*Task instructions*: Below are records to be output exactly, every one of them.

*Task material*:

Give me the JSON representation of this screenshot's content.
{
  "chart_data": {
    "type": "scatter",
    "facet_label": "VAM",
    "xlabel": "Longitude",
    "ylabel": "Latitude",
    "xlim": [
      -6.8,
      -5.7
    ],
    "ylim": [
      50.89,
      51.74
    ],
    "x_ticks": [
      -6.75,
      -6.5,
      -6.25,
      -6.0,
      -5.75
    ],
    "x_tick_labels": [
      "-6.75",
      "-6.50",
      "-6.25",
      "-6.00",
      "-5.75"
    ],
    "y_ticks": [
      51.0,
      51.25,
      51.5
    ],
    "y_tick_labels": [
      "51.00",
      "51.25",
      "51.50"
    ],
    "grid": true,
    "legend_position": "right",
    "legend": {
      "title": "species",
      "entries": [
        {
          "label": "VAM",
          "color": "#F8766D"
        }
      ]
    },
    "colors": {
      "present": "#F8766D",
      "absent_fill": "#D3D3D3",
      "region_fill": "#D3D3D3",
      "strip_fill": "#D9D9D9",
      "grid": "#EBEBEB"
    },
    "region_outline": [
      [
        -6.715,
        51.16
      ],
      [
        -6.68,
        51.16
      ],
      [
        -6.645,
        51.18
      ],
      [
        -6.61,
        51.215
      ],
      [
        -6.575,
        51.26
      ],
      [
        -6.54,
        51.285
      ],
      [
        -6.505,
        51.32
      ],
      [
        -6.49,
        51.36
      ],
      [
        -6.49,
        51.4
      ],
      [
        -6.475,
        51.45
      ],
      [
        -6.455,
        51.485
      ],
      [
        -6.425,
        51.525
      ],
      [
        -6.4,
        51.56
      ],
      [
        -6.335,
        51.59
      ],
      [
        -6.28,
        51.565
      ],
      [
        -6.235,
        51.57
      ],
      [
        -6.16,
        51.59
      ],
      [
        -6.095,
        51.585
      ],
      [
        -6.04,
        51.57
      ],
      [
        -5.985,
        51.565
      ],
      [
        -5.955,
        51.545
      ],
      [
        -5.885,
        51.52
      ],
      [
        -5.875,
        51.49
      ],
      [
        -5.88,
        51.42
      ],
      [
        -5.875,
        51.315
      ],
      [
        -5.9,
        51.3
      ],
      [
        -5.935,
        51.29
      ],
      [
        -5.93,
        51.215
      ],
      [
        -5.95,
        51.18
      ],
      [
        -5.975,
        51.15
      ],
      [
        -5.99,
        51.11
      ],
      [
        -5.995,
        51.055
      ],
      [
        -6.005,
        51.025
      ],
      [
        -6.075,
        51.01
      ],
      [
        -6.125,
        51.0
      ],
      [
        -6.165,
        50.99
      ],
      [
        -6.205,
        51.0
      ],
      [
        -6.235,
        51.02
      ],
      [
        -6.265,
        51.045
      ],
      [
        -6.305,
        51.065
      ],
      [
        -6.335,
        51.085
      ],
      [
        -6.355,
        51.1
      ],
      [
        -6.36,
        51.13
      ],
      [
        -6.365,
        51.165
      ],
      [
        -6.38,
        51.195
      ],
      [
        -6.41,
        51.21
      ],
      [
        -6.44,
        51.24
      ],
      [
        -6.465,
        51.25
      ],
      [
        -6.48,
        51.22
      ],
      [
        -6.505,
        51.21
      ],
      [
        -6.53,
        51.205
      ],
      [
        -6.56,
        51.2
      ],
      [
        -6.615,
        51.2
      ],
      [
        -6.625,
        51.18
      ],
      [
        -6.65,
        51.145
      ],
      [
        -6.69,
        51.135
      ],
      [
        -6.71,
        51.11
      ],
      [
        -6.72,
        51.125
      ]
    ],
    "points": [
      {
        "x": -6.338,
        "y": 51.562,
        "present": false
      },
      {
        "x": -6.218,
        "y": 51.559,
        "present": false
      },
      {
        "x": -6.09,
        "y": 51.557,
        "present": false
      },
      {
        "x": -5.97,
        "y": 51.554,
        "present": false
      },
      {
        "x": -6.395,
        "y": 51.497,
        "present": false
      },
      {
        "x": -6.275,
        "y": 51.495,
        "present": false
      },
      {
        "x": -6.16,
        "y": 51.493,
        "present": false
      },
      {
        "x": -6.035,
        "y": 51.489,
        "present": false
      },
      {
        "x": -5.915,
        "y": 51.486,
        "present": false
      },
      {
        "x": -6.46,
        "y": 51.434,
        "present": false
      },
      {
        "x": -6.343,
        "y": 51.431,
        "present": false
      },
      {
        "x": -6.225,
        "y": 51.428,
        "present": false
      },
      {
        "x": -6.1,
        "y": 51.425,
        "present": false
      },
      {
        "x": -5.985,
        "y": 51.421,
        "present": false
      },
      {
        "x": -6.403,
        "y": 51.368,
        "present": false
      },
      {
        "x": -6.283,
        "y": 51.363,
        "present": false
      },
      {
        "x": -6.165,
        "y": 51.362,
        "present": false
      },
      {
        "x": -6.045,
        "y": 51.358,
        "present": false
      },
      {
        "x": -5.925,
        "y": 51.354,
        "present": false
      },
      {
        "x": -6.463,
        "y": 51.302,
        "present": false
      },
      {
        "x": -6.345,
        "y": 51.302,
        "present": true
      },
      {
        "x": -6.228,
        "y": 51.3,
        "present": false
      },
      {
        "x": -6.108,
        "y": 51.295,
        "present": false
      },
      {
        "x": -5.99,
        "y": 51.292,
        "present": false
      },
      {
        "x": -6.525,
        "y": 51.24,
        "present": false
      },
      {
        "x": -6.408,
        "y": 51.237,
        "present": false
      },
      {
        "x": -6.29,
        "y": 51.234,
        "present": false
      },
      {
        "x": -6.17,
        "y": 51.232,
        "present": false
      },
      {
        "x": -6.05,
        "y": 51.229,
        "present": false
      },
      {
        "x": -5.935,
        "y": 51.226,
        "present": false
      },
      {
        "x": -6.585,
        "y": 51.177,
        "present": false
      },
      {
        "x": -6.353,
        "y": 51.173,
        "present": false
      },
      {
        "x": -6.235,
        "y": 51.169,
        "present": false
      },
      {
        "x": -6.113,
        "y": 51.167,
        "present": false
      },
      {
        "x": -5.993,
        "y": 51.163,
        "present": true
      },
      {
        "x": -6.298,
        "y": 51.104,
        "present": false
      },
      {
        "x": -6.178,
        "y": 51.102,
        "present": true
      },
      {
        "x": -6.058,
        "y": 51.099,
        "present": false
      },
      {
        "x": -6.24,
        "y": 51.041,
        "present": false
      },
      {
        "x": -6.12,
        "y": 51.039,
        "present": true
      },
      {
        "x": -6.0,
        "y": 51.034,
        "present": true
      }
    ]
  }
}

*The solution*:
Give me the JSON representation of this screenshot's content.
{
  "chart_data": {
    "type": "scatter",
    "facet_label": "VAM",
    "xlabel": "Longitude",
    "ylabel": "Latitude",
    "xlim": [
      -6.8,
      -5.7
    ],
    "ylim": [
      50.89,
      51.74
    ],
    "x_ticks": [
      -6.75,
      -6.5,
      -6.25,
      -6.0,
      -5.75
    ],
    "x_tick_labels": [
      "-6.75",
      "-6.50",
      "-6.25",
      "-6.00",
      "-5.75"
    ],
    "y_ticks": [
      51.0,
      51.25,
      51.5
    ],
    "y_tick_labels": [
      "51.00",
      "51.25",
      "51.50"
    ],
    "grid": true,
    "legend_position": "right",
    "legend": {
      "title": "species",
      "entries": [
        {
          "label": "VAM",
          "color": "#F8766D"
        }
      ]
    },
    "colors": {
      "present": "#F8766D",
      "absent_fill": "#D3D3D3",
      "region_fill": "#D3D3D3",
      "strip_fill": "#D9D9D9",
      "grid": "#EBEBEB"
    },
    "region_outline": [
      [
        -6.715,
        51.16
      ],
      [
        -6.68,
        51.16
      ],
      [
        -6.645,
        51.18
      ],
      [
        -6.61,
        51.215
      ],
      [
        -6.575,
        51.26
      ],
      [
        -6.54,
        51.285
      ],
      [
        -6.505,
        51.32
      ],
      [
        -6.49,
        51.36
      ],
      [
        -6.49,
        51.4
      ],
      [
        -6.475,
        51.45
      ],
      [
        -6.455,
        51.485
      ],
      [
        -6.425,
        51.525
      ],
      [
        -6.4,
        51.56
      ],
      [
        -6.335,
        51.59
      ],
      [
        -6.28,
        51.565
      ],
      [
        -6.235,
        51.57
      ],
      [
        -6.16,
        51.59
      ],
      [
        -6.095,
        51.585
      ],
      [
        -6.04,
        51.57
      ],
      [
        -5.985,
        51.565
      ],
      [
        -5.955,
        51.545
      ],
      [
        -5.885,
        51.52
      ],
      [
        -5.875,
        51.49
      ],
      [
        -5.88,
        51.42
      ],
      [
        -5.875,
        51.315
      ],
      [
        -5.9,
        51.3
      ],
      [
        -5.935,
        51.29
      ],
      [
        -5.93,
        51.215
      ],
      [
        -5.95,
        51.18
      ],
      [
        -5.975,
        51.15
      ],
      [
        -5.99,
        51.11
      ],
      [
        -5.995,
        51.055
      ],
      [
        -6.005,
        51.025
      ],
      [
        -6.075,
        51.01
      ],
      [
        -6.125,
        51.0
      ],
      [
        -6.165,
        50.99
      ],
      [
        -6.205,
        51.0
      ],
      [
        -6.235,
        51.02
      ],
      [
        -6.265,
        51.045
      ],
      [
        -6.305,
        51.065
      ],
      [
        -6.335,
        51.085
      ],
      [
        -6.355,
        51.1
      ],
      [
        -6.36,
        51.13
      ],
      [
        -6.365,
        51.165
      ],
      [
        -6.38,
        51.195
      ],
      [
        -6.41,
        51.21
      ],
      [
        -6.44,
        51.24
      ],
      [
        -6.465,
        51.25
      ],
      [
        -6.48,
        51.22
      ],
      [
        -6.505,
        51.21
      ],
      [
        -6.53,
        51.205
      ],
      [
        -6.56,
        51.2
      ],
      [
        -6.615,
        51.2
      ],
      [
        -6.625,
        51.18
      ],
      [
        -6.65,
        51.145
      ],
      [
        -6.69,
        51.135
      ],
      [
        -6.71,
        51.11
      ],
      [
        -6.72,
        51.125
      ]
    ],
    "points": [
      {
        "x": -6.338,
        "y": 51.562,
        "present": false
      },
      {
        "x": -6.218,
        "y": 51.559,
        "present": false
      },
      {
        "x": -6.09,
        "y": 51.557,
        "present": false
      },
      {
        "x": -5.97,
        "y": 51.554,
        "present": false
      },
      {
        "x": -6.395,
        "y": 51.497,
        "present": false
      },
      {
        "x": -6.275,
        "y": 51.495,
        "present": false
      },
      {
        "x": -6.16,
        "y": 51.493,
        "present": false
      },
      {
        "x": -6.035,
        "y": 51.489,
        "present": false
      },
      {
        "x": -5.915,
        "y": 51.486,
        "present": false
      },
      {
        "x": -6.46,
        "y": 51.434,
        "present": false
      },
      {
        "x": -6.343,
        "y": 51.431,
        "present": false
      },
      {
        "x": -6.225,
        "y": 51.428,
        "present": false
      },
      {
        "x": -6.1,
        "y": 51.425,
        "present": false
      },
      {
        "x": -5.985,
        "y": 51.421,
        "present": false
      },
      {
        "x": -6.403,
        "y": 51.368,
        "present": false
      },
      {
        "x": -6.283,
        "y": 51.363,
        "present": false
      },
      {
        "x": -6.165,
        "y": 51.362,
        "present": false
      },
      {
        "x": -6.045,
        "y": 51.358,
        "present": false
      },
      {
        "x": -5.925,
        "y": 51.354,
        "present": false
      },
      {
        "x": -6.463,
        "y": 51.302,
        "present": false
      },
      {
        "x": -6.345,
        "y": 51.302,
        "present": true
      },
      {
        "x": -6.228,
        "y": 51.3,
        "present": false
      },
      {
        "x": -6.108,
        "y": 51.295,
        "present": false
      },
      {
        "x": -5.99,
        "y": 51.292,
        "present": false
      },
      {
        "x": -6.525,
        "y": 51.24,
        "present": false
      },
      {
        "x": -6.408,
        "y": 51.237,
        "present": false
      },
      {
        "x": -6.29,
        "y": 51.234,
        "present": false
      },
      {
        "x": -6.17,
        "y": 51.232,
        "present": false
      },
      {
        "x": -6.05,
        "y": 51.229,
        "present": false
      },
      {
        "x": -5.935,
        "y": 51.226,
        "present": false
      },
      {
        "x": -6.585,
        "y": 51.177,
        "present": false
      },
      {
        "x": -6.353,
        "y": 51.173,
        "present": false
      },
      {
        "x": -6.235,
        "y": 51.169,
        "present": false
      },
      {
        "x": -6.113,
        "y": 51.167,
        "present": false
      },
      {
        "x": -5.993,
        "y": 51.163,
        "present": true
      },
      {
        "x": -6.298,
        "y": 51.104,
        "present": false
      },
      {
        "x": -6.178,
        "y": 51.102,
        "present": true
      },
      {
        "x": -6.058,
        "y": 51.099,
        "present": false
      },
      {
        "x": -6.24,
        "y": 51.041,
        "present": false
      },
      {
        "x": -6.12,
        "y": 51.039,
        "present": true
      },
      {
        "x": -6.0,
        "y": 51.034,
        "present": true
      }
    ]
  }
}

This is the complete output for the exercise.